Data records
++++++
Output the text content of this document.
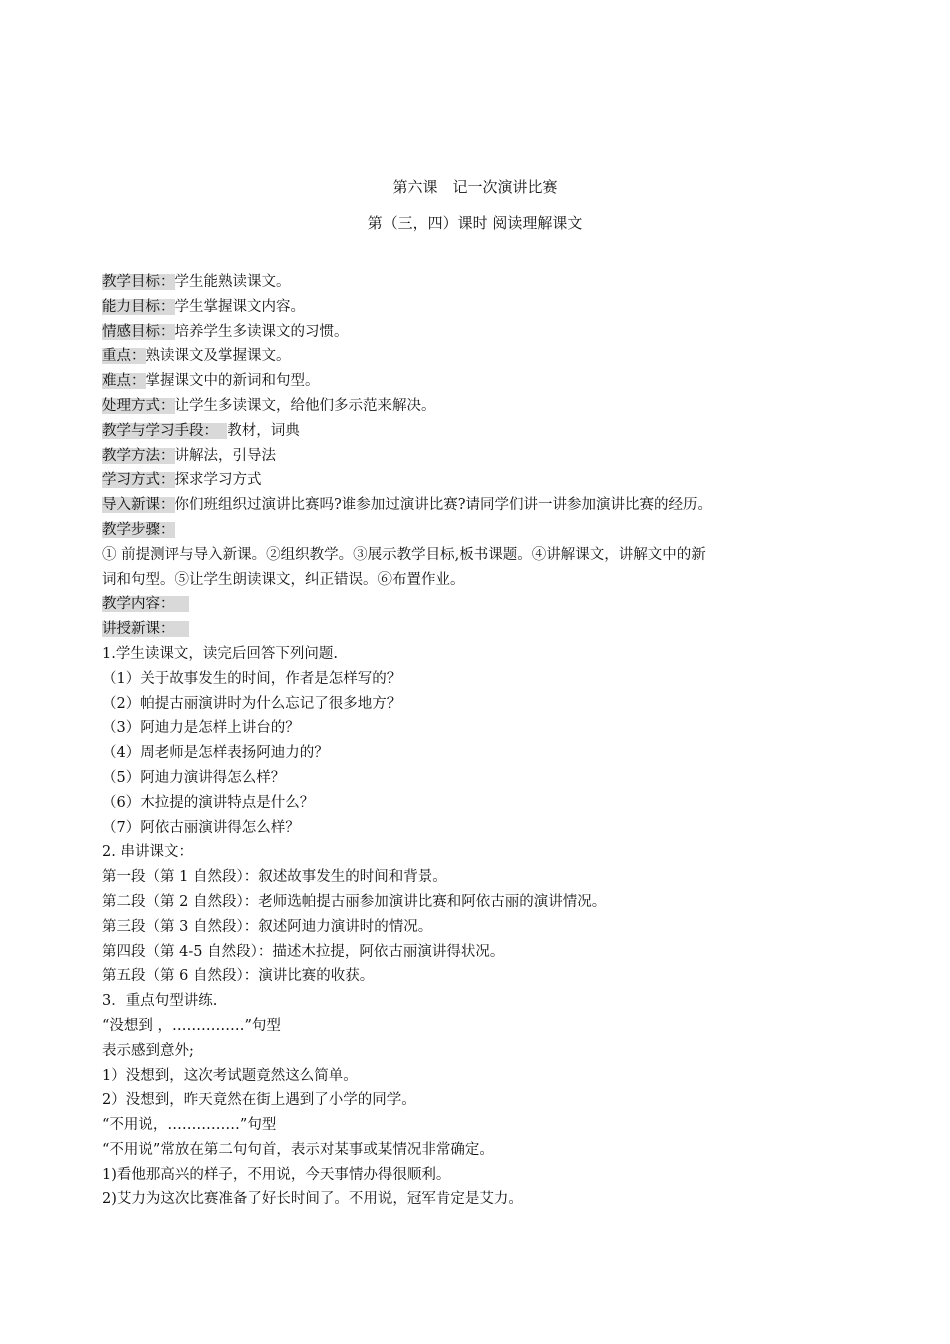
第六课　记一次演讲比赛
第（三，四）课时 阅读理解课文
教学目标：学生能熟读课文。
能力目标：学生掌握课文内容。
情感目标：培养学生多读课文的习惯。
重点：熟读课文及掌握课文。
难点：掌握课文中的新词和句型。
处理方式：让学生多读课文，给他们多示范来解决。
教学与学习手段：  教材，词典
教学方法：讲解法，引导法
学习方式：探求学习方式
导入新课：你们班组织过演讲比赛吗?谁参加过演讲比赛?请同学们讲一讲参加演讲比赛的经历。
教学步骤：
① 前提测评与导入新课。②组织教学。③展示教学目标,板书课题。④讲解课文，讲解文中的新
词和句型。⑤让学生朗读课文，纠正错误。⑥布置作业。
教学内容： 
讲授新课： 
1.学生读课文，读完后回答下列问题.
（1）关于故事发生的时间，作者是怎样写的？
（2）帕提古丽演讲时为什么忘记了很多地方？
（3）阿迪力是怎样上讲台的？
（4）周老师是怎样表扬阿迪力的？
（5）阿迪力演讲得怎么样？
（6）木拉提的演讲特点是什么？
（7）阿依古丽演讲得怎么样？
2. 串讲课文：
第一段（第 1 自然段）：叙述故事发生的时间和背景。
第二段（第 2 自然段）：老师选帕提古丽参加演讲比赛和阿依古丽的演讲情况。
第三段（第 3 自然段）：叙述阿迪力演讲时的情况。
第四段（第 4-5 自然段）：描述木拉提，阿依古丽演讲得状况。
第五段（第 6 自然段）：演讲比赛的收获。
3．重点句型讲练.
“没想到 ，……………”句型
表示感到意外;
1）没想到，这次考试题竟然这么简单。
2）没想到，昨天竟然在街上遇到了小学的同学。
“不用说，……………”句型
“不用说”常放在第二句句首，表示对某事或某情况非常确定。
1)看他那高兴的样子，不用说，今天事情办得很顺利。
2)艾力为这次比赛准备了好长时间了。不用说，冠军肯定是艾力。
++++++
Give an exact reproduction of every line, leaving out any picture.

Output the text content of this document.
第六课　记一次演讲比赛
第（三，四）课时 阅读理解课文
教学目标：学生能熟读课文。
能力目标：学生掌握课文内容。
情感目标：培养学生多读课文的习惯。
重点：熟读课文及掌握课文。
难点：掌握课文中的新词和句型。
处理方式：让学生多读课文，给他们多示范来解决。
教学与学习手段：  教材，词典
教学方法：讲解法，引导法
学习方式：探求学习方式
导入新课：你们班组织过演讲比赛吗?谁参加过演讲比赛?请同学们讲一讲参加演讲比赛的经历。
教学步骤：
① 前提测评与导入新课。②组织教学。③展示教学目标,板书课题。④讲解课文，讲解文中的新
词和句型。⑤让学生朗读课文，纠正错误。⑥布置作业。
教学内容： 
讲授新课： 
1.学生读课文，读完后回答下列问题.
（1）关于故事发生的时间，作者是怎样写的？
（2）帕提古丽演讲时为什么忘记了很多地方？
（3）阿迪力是怎样上讲台的？
（4）周老师是怎样表扬阿迪力的？
（5）阿迪力演讲得怎么样？
（6）木拉提的演讲特点是什么？
（7）阿依古丽演讲得怎么样？
2. 串讲课文：
第一段（第 1 自然段）：叙述故事发生的时间和背景。
第二段（第 2 自然段）：老师选帕提古丽参加演讲比赛和阿依古丽的演讲情况。
第三段（第 3 自然段）：叙述阿迪力演讲时的情况。
第四段（第 4-5 自然段）：描述木拉提，阿依古丽演讲得状况。
第五段（第 6 自然段）：演讲比赛的收获。
3．重点句型讲练.
“没想到 ，……………”句型
表示感到意外;
1）没想到，这次考试题竟然这么简单。
2）没想到，昨天竟然在街上遇到了小学的同学。
“不用说，……………”句型
“不用说”常放在第二句句首，表示对某事或某情况非常确定。
1)看他那高兴的样子，不用说，今天事情办得很顺利。
2)艾力为这次比赛准备了好长时间了。不用说，冠军肯定是艾力。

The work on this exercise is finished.